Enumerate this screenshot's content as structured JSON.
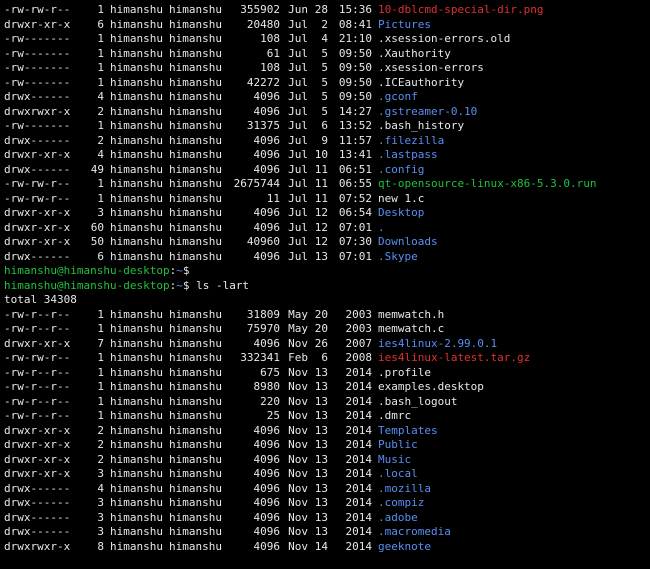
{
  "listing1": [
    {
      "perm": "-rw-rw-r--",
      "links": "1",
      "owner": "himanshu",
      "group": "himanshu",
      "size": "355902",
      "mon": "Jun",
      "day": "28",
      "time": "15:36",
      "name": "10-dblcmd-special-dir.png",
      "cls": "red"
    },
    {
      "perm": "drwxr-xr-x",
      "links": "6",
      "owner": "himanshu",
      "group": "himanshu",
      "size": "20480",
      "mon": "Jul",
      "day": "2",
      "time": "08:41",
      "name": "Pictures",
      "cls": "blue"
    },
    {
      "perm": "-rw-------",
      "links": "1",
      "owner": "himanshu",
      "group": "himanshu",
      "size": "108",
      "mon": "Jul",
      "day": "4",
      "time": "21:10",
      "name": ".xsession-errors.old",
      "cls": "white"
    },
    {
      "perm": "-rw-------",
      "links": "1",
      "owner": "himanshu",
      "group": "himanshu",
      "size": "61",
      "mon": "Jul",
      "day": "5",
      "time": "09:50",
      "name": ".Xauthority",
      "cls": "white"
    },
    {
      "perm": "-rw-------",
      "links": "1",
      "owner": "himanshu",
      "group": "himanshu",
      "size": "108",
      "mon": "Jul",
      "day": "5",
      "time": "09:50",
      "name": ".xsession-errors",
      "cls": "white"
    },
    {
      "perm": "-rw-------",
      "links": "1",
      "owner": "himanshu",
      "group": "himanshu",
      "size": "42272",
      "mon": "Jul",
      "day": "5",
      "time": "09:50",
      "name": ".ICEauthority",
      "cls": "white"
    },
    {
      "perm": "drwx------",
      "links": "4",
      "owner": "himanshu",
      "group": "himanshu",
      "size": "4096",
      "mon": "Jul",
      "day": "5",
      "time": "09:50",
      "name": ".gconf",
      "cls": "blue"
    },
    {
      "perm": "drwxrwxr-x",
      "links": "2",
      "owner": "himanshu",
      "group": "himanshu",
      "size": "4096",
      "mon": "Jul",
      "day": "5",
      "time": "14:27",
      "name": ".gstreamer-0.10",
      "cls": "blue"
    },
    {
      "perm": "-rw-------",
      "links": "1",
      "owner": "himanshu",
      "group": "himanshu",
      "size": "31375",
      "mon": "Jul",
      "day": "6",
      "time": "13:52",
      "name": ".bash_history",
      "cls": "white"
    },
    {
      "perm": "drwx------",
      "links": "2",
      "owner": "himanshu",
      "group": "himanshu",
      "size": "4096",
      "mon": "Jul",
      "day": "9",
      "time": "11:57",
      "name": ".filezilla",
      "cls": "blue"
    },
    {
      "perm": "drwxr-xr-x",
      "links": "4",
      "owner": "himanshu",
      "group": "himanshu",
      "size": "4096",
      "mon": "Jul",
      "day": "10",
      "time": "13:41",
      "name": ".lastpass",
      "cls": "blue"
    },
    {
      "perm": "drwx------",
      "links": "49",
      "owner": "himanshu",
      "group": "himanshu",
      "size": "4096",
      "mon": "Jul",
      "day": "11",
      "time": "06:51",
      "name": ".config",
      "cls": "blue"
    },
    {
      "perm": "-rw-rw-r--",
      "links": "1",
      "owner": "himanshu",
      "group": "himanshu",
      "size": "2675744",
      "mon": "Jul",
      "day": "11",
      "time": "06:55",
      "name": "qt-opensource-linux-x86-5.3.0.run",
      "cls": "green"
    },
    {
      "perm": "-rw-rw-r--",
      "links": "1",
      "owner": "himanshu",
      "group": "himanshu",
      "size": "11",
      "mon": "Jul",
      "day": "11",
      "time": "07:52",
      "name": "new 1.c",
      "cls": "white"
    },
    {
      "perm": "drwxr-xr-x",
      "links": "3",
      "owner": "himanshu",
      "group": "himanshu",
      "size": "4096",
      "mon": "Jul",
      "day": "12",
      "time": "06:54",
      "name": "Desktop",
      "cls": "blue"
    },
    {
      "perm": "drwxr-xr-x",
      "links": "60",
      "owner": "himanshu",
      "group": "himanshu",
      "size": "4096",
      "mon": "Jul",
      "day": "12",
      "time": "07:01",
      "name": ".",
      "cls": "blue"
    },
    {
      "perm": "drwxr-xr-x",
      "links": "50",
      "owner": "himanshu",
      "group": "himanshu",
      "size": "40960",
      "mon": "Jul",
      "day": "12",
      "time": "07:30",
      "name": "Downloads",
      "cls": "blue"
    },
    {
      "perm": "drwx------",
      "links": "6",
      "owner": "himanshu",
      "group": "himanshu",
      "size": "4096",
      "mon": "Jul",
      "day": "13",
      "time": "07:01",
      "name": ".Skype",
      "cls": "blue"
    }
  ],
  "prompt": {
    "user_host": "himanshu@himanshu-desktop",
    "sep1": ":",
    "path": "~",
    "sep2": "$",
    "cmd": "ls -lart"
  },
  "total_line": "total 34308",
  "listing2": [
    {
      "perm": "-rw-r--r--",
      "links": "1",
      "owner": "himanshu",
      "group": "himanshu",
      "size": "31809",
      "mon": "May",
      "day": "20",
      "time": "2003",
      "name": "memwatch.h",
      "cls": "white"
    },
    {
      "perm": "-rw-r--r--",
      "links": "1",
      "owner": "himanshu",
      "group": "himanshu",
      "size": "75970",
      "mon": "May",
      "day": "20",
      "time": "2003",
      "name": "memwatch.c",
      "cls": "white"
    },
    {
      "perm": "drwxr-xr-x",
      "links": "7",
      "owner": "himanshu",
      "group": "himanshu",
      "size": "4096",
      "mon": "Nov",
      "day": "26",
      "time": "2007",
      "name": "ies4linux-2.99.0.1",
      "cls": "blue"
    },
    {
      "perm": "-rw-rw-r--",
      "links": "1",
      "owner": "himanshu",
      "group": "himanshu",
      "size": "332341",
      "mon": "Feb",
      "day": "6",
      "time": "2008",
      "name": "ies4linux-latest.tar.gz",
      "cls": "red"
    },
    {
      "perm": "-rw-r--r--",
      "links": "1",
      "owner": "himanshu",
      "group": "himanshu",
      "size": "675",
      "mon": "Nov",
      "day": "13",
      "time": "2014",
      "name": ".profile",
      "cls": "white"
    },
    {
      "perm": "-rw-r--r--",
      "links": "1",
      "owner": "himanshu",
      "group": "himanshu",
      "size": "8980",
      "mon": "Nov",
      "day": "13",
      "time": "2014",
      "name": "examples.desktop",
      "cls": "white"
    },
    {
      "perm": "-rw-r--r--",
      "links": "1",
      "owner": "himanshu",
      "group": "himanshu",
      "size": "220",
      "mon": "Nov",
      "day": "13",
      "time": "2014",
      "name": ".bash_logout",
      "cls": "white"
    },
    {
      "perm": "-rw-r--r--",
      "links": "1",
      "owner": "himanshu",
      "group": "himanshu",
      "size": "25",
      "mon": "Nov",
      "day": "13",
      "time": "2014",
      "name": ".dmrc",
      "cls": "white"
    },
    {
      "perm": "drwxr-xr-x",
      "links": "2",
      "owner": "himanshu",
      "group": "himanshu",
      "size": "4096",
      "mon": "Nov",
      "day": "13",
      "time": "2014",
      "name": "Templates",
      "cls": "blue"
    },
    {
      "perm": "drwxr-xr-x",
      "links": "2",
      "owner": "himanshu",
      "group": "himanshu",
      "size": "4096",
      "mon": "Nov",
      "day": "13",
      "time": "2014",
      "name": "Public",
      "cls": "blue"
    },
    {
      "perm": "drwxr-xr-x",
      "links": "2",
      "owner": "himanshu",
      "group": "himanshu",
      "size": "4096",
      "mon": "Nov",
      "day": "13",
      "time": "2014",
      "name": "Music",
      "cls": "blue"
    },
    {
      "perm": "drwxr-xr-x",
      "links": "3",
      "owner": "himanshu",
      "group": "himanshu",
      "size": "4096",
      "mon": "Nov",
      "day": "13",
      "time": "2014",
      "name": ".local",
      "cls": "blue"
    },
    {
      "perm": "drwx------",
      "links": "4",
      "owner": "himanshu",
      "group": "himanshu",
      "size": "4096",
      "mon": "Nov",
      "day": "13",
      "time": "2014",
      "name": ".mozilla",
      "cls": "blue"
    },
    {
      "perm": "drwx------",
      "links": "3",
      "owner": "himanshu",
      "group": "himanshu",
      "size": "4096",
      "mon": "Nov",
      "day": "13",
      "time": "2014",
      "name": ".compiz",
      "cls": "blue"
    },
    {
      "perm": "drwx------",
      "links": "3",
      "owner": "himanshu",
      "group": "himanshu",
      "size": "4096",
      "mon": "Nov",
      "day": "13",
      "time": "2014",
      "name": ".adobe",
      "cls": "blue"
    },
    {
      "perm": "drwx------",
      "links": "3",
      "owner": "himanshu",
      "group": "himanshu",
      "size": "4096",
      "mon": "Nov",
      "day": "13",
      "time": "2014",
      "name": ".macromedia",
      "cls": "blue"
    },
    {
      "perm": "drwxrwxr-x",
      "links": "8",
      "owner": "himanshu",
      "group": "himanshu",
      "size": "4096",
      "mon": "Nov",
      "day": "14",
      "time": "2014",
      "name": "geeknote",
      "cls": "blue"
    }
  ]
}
════════════════════
> WRITTEN TASK:
Return every line containing "errors".

> ANSWER TO THIS TASK:
      "name": ".xsession-errors.old",
      "name": ".xsession-errors",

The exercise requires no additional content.